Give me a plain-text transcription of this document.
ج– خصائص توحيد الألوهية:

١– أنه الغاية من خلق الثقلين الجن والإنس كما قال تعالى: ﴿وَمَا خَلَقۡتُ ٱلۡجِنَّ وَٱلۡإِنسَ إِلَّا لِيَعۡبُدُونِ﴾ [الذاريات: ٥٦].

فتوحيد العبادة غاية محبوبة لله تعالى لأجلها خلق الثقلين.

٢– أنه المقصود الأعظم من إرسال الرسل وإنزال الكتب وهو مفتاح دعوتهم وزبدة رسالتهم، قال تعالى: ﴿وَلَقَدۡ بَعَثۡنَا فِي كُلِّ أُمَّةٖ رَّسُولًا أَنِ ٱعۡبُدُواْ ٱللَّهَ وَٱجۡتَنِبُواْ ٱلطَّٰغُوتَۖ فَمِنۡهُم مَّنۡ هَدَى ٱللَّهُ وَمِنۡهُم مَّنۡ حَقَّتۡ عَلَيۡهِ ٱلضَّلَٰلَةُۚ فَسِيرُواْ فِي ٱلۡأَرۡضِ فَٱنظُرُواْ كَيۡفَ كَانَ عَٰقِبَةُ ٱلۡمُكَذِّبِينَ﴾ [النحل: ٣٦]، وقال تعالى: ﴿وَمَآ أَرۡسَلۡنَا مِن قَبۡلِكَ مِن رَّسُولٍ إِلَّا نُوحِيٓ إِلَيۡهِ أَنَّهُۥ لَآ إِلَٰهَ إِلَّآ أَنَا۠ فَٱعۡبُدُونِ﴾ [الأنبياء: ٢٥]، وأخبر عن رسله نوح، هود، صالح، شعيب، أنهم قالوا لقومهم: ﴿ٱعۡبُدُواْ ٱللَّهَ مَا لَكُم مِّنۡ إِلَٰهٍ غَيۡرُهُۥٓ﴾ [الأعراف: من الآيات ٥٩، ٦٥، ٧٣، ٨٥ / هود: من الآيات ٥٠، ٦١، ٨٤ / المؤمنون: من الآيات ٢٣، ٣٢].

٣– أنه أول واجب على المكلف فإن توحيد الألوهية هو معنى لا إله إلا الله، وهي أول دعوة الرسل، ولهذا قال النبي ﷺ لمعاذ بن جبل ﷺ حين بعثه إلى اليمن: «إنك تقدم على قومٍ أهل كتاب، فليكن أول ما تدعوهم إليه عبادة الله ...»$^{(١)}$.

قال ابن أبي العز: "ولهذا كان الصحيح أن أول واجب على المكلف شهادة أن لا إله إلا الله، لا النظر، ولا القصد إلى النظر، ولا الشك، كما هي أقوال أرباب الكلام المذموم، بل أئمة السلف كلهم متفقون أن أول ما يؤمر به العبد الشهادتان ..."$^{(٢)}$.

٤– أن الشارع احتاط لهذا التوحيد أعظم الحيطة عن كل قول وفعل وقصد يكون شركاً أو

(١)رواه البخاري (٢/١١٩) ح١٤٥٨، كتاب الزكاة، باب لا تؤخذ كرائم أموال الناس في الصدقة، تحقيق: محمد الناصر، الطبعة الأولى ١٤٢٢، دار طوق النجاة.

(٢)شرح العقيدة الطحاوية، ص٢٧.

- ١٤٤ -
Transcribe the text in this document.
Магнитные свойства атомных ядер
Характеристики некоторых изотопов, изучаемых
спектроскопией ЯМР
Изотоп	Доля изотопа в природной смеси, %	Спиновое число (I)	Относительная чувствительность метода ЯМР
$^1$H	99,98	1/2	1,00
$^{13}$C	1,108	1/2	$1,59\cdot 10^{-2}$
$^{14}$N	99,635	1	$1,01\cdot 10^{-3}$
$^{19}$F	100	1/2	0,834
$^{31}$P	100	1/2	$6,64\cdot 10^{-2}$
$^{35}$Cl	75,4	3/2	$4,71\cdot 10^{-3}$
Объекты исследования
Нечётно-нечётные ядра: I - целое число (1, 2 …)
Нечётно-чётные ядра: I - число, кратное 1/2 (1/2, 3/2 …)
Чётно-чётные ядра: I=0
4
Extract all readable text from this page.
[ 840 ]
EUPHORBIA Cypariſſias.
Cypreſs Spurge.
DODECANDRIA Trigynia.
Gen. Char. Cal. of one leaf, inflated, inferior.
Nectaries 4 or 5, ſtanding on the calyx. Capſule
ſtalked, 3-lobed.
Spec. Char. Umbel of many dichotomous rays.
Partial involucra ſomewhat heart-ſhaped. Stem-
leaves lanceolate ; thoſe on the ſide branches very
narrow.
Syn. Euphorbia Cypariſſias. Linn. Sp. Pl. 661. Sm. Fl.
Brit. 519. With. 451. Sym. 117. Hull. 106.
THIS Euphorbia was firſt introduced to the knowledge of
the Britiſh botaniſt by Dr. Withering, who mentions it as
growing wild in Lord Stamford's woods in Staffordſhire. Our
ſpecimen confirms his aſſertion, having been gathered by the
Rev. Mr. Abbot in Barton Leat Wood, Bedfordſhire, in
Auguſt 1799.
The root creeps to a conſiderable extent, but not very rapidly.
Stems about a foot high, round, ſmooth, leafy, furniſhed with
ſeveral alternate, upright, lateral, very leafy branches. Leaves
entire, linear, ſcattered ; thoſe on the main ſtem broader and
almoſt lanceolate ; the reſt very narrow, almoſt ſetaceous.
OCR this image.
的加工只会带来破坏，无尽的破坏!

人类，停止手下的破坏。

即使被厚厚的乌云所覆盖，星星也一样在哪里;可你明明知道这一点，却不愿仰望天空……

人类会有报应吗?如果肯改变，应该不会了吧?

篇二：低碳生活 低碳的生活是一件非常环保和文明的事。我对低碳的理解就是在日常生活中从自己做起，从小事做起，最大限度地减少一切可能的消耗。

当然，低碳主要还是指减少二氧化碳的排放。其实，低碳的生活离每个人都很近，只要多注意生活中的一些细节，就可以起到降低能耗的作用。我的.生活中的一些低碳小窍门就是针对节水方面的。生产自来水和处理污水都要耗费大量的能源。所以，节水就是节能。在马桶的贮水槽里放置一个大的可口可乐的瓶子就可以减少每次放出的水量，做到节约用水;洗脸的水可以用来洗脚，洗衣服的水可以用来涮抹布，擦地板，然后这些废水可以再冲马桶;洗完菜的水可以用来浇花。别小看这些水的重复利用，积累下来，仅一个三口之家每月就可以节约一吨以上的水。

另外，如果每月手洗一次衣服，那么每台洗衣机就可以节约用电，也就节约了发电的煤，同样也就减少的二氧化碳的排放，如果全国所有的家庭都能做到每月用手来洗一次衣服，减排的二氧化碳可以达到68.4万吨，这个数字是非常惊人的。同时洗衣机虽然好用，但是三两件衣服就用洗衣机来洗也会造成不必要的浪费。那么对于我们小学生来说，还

────────────────────

=== Requirements ===
Extract each line holding the word "Нечётно" from the records.

=== Reply to the exercise ===
Нечётно-нечётные ядра: I - целое число (1, 2 …)
Нечётно-чётные ядра: I - число, кратное 1/2 (1/2, 3/2 …)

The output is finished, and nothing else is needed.